Stored records
----
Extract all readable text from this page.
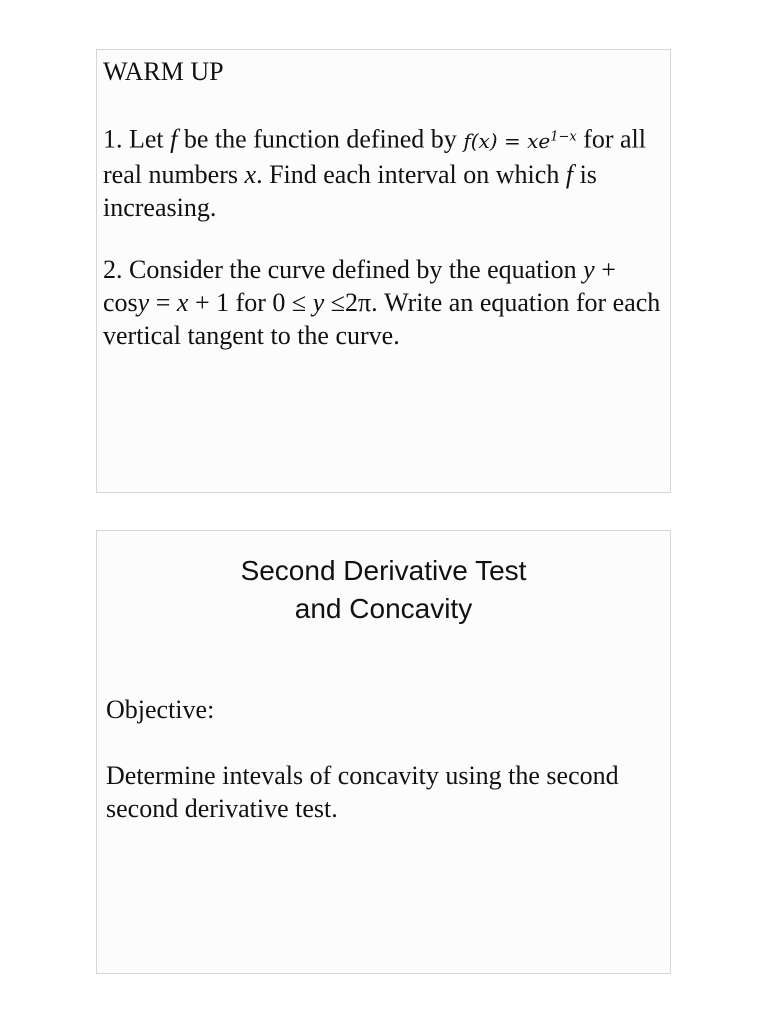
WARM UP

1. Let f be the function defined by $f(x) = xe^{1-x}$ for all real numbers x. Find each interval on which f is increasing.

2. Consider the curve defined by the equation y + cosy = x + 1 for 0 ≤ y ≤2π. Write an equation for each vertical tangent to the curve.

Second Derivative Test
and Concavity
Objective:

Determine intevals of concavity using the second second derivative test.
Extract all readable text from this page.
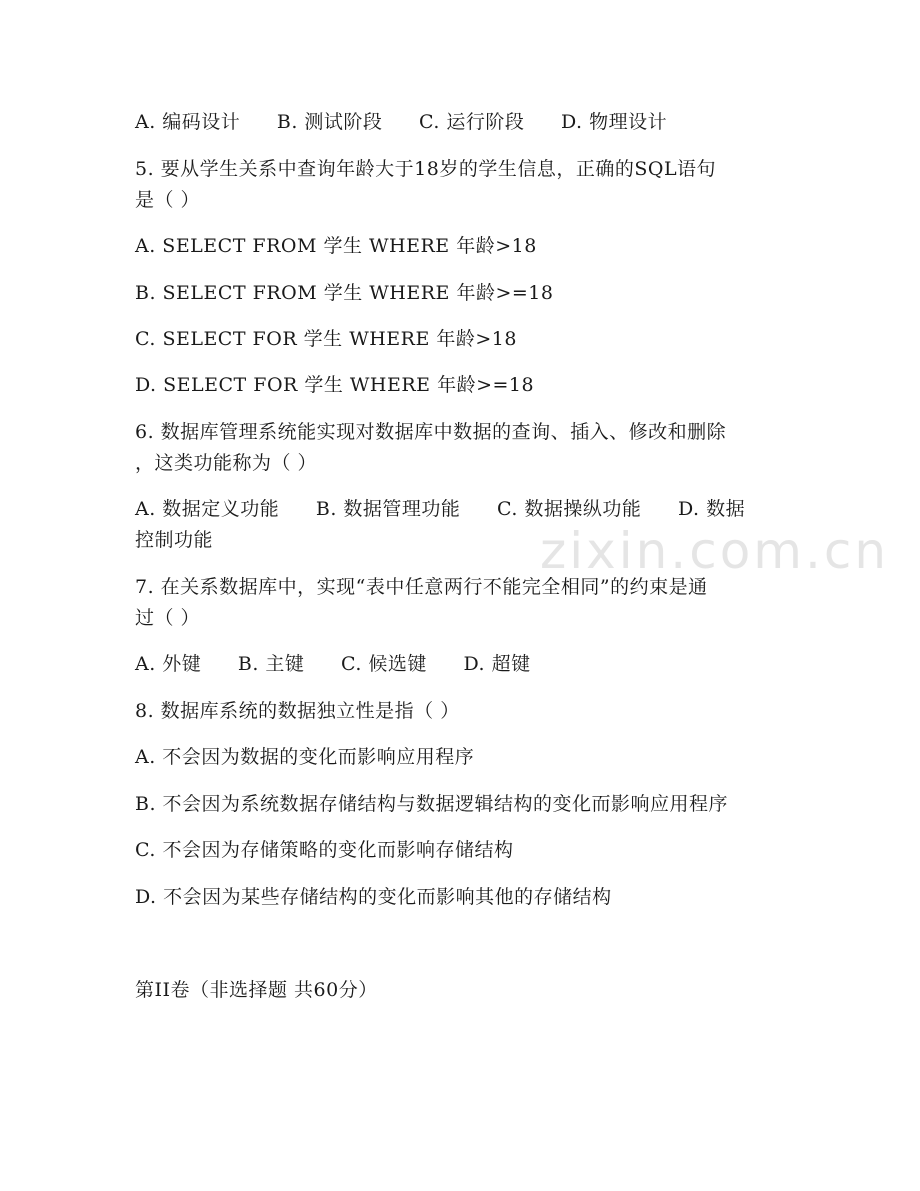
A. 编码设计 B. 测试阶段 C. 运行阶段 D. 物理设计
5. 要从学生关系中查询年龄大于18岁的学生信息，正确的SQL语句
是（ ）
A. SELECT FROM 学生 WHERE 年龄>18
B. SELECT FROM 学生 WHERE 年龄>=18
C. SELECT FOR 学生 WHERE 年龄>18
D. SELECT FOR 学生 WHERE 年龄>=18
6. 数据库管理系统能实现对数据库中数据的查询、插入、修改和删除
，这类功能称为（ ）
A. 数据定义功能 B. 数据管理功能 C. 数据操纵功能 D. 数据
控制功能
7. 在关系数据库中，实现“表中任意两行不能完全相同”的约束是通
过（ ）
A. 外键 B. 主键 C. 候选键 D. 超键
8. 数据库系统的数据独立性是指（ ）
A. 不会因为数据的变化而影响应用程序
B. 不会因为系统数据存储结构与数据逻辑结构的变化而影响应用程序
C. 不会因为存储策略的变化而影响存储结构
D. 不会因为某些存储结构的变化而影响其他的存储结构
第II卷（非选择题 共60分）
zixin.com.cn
----
## REQUEST
Quote the material exactly. Pictures stay out.

## ANSWER BELOW
Extract all readable text from this page.
WARM UP

1. Let f be the function defined by $f(x) = xe^{1-x}$ for all real numbers x. Find each interval on which f is increasing.

2. Consider the curve defined by the equation y + cosy = x + 1 for 0 ≤ y ≤2π. Write an equation for each vertical tangent to the curve.

Second Derivative Test
and Concavity
Objective:

Determine intevals of concavity using the second second derivative test.
Extract all readable text from this page.
A. 编码设计 B. 测试阶段 C. 运行阶段 D. 物理设计
5. 要从学生关系中查询年龄大于18岁的学生信息，正确的SQL语句
是（ ）
A. SELECT FROM 学生 WHERE 年龄>18
B. SELECT FROM 学生 WHERE 年龄>=18
C. SELECT FOR 学生 WHERE 年龄>18
D. SELECT FOR 学生 WHERE 年龄>=18
6. 数据库管理系统能实现对数据库中数据的查询、插入、修改和删除
，这类功能称为（ ）
A. 数据定义功能 B. 数据管理功能 C. 数据操纵功能 D. 数据
控制功能
7. 在关系数据库中，实现“表中任意两行不能完全相同”的约束是通
过（ ）
A. 外键 B. 主键 C. 候选键 D. 超键
8. 数据库系统的数据独立性是指（ ）
A. 不会因为数据的变化而影响应用程序
B. 不会因为系统数据存储结构与数据逻辑结构的变化而影响应用程序
C. 不会因为存储策略的变化而影响存储结构
D. 不会因为某些存储结构的变化而影响其他的存储结构
第II卷（非选择题 共60分）
zixin.com.cn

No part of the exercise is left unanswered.